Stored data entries
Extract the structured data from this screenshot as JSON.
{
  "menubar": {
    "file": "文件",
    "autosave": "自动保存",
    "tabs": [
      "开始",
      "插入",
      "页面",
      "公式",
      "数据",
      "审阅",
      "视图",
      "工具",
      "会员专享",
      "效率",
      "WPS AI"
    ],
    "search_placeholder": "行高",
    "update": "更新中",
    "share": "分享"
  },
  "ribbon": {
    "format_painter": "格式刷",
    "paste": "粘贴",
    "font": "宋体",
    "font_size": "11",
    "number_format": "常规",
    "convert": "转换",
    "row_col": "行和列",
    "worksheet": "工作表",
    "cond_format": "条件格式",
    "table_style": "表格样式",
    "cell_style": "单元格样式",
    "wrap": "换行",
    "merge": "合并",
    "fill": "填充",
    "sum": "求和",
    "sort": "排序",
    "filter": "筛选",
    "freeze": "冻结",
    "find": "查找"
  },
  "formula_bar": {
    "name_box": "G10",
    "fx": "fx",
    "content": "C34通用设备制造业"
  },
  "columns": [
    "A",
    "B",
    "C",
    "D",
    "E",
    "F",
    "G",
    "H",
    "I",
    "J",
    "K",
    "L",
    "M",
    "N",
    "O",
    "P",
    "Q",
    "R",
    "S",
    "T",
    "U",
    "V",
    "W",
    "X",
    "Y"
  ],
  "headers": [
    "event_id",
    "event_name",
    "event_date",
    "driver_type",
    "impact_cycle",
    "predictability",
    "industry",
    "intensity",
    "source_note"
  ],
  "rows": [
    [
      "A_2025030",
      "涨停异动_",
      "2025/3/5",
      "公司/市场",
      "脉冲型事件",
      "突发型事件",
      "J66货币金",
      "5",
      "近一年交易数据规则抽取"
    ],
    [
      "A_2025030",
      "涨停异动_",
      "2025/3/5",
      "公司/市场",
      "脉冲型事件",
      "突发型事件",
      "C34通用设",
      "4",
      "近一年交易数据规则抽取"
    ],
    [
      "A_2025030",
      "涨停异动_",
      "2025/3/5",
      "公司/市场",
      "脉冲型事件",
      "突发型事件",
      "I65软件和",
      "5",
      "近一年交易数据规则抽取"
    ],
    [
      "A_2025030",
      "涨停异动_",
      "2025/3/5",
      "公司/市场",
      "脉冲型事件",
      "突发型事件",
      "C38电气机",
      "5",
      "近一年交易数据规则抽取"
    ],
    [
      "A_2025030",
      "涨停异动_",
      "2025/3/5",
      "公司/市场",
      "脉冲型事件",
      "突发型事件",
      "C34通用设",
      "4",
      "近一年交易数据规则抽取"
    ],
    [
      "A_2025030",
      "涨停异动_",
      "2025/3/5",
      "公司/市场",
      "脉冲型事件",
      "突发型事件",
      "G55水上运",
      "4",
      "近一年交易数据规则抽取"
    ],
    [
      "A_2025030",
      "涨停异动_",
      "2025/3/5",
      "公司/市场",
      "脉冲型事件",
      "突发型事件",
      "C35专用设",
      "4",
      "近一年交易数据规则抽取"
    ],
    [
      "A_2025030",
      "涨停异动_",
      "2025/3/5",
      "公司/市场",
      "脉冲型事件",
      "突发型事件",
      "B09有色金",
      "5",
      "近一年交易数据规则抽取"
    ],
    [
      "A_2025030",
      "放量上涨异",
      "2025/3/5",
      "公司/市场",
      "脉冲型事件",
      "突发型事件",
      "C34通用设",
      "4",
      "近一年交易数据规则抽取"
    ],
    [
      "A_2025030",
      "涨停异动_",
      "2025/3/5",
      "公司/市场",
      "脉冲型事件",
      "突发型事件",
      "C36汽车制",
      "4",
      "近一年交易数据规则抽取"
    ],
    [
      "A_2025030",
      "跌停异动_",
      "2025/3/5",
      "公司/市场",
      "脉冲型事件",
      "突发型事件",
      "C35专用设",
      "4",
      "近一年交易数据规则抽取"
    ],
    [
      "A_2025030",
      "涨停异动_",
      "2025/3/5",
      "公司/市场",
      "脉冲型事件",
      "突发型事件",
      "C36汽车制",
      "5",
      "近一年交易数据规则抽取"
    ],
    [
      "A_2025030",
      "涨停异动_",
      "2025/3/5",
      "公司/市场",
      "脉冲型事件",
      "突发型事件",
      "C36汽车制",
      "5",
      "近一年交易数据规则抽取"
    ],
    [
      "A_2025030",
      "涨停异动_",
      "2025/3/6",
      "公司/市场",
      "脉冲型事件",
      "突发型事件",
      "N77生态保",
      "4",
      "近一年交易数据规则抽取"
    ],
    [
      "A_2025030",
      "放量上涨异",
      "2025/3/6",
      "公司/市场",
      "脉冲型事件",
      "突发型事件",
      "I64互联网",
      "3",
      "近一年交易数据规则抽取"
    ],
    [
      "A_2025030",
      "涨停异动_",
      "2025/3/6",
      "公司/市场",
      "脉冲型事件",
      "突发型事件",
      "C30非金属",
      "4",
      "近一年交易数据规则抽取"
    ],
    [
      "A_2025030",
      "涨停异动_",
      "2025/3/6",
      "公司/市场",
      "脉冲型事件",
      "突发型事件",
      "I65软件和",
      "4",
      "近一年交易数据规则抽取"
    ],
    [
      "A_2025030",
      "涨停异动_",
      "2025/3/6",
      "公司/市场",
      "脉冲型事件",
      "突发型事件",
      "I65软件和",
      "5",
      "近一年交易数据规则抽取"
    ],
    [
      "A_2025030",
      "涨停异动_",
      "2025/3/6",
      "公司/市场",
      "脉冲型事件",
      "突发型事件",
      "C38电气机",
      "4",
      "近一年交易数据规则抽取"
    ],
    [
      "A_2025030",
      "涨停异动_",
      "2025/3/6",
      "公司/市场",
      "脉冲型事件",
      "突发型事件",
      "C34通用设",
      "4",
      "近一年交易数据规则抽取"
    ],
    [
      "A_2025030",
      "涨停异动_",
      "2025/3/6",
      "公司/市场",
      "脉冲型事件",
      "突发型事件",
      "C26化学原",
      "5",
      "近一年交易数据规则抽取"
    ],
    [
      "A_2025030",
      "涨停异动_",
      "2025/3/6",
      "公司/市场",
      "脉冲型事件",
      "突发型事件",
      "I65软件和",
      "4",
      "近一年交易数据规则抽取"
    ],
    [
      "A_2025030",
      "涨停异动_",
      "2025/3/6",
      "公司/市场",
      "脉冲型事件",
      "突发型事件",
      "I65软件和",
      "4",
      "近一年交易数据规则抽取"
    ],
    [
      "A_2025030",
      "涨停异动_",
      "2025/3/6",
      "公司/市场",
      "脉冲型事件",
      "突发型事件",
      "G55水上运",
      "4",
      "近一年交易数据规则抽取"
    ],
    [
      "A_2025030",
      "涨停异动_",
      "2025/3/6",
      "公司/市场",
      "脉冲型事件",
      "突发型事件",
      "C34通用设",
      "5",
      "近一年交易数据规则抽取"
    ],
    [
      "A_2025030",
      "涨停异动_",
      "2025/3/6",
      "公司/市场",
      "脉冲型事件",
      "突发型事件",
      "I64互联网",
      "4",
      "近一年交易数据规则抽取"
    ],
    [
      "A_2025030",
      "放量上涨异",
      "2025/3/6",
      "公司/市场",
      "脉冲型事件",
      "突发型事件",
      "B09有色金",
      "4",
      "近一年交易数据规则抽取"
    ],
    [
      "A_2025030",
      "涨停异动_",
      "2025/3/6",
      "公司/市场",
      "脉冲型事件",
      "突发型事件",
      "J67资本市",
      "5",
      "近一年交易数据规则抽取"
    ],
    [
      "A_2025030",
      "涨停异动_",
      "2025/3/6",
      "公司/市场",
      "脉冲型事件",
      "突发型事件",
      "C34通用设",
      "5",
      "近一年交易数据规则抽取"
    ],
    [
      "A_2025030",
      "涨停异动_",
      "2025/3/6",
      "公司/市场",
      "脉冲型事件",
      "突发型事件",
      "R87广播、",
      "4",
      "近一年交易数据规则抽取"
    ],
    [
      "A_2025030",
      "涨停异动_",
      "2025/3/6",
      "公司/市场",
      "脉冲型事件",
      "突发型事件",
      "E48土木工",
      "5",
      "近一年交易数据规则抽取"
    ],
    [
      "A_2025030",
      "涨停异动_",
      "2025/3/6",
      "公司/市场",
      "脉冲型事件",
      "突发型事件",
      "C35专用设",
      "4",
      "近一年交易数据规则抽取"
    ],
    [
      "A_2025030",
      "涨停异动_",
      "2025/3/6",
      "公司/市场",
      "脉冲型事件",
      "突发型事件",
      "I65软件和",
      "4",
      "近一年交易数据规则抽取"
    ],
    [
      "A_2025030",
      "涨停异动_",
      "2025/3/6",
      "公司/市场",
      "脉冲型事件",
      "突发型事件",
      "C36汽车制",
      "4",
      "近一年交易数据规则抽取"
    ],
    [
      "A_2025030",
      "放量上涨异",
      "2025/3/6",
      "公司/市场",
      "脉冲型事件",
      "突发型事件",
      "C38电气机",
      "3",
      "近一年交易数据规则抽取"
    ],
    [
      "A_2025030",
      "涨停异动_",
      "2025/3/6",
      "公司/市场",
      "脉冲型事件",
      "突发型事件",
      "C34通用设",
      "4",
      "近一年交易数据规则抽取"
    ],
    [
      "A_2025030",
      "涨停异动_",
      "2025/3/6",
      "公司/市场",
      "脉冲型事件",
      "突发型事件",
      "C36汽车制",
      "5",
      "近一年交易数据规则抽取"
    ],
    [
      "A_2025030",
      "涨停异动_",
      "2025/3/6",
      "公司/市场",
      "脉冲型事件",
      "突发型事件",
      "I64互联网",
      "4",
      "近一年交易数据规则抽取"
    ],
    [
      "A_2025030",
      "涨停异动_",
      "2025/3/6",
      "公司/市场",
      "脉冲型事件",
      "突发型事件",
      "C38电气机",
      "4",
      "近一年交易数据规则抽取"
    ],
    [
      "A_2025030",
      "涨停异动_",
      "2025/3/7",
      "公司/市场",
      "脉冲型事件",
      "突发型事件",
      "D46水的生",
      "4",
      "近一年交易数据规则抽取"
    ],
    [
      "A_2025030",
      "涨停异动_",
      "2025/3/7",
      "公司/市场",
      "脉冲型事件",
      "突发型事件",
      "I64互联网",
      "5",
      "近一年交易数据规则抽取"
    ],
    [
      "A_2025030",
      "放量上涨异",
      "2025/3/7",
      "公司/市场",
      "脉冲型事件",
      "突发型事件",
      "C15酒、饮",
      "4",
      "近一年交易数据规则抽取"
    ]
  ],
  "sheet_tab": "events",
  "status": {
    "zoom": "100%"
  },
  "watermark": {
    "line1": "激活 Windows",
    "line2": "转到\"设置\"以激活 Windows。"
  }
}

Aim of the exercise: Go through the records and show every line with the string "Windows" in it.

Complete answer:
    "line1": "激活 Windows",
    "line2": "转到\"设置\"以激活 Windows。"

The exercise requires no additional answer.